Prompt » Set down every record once more, exactly as given.

Records:
============================================================
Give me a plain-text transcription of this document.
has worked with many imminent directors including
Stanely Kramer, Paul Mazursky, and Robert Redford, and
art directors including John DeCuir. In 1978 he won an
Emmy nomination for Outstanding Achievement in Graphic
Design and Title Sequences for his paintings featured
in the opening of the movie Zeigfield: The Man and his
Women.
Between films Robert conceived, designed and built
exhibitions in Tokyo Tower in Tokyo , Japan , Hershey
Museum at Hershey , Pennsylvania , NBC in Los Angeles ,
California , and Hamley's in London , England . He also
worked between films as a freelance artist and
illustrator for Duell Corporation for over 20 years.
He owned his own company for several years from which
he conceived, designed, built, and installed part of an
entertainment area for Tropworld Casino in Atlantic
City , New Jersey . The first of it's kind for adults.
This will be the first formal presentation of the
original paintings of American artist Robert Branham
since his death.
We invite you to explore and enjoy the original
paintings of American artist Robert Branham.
============================================================
Response »
Give me a plain-text transcription of this document.
has worked with many imminent directors including
Stanely Kramer, Paul Mazursky, and Robert Redford, and
art directors including John DeCuir. In 1978 he won an
Emmy nomination for Outstanding Achievement in Graphic
Design and Title Sequences for his paintings featured
in the opening of the movie Zeigfield: The Man and his
Women.
Between films Robert conceived, designed and built
exhibitions in Tokyo Tower in Tokyo , Japan , Hershey
Museum at Hershey , Pennsylvania , NBC in Los Angeles ,
California , and Hamley's in London , England . He also
worked between films as a freelance artist and
illustrator for Duell Corporation for over 20 years.
He owned his own company for several years from which
he conceived, designed, built, and installed part of an
entertainment area for Tropworld Casino in Atlantic
City , New Jersey . The first of it's kind for adults.
This will be the first formal presentation of the
original paintings of American artist Robert Branham
since his death.
We invite you to explore and enjoy the original
paintings of American artist Robert Branham.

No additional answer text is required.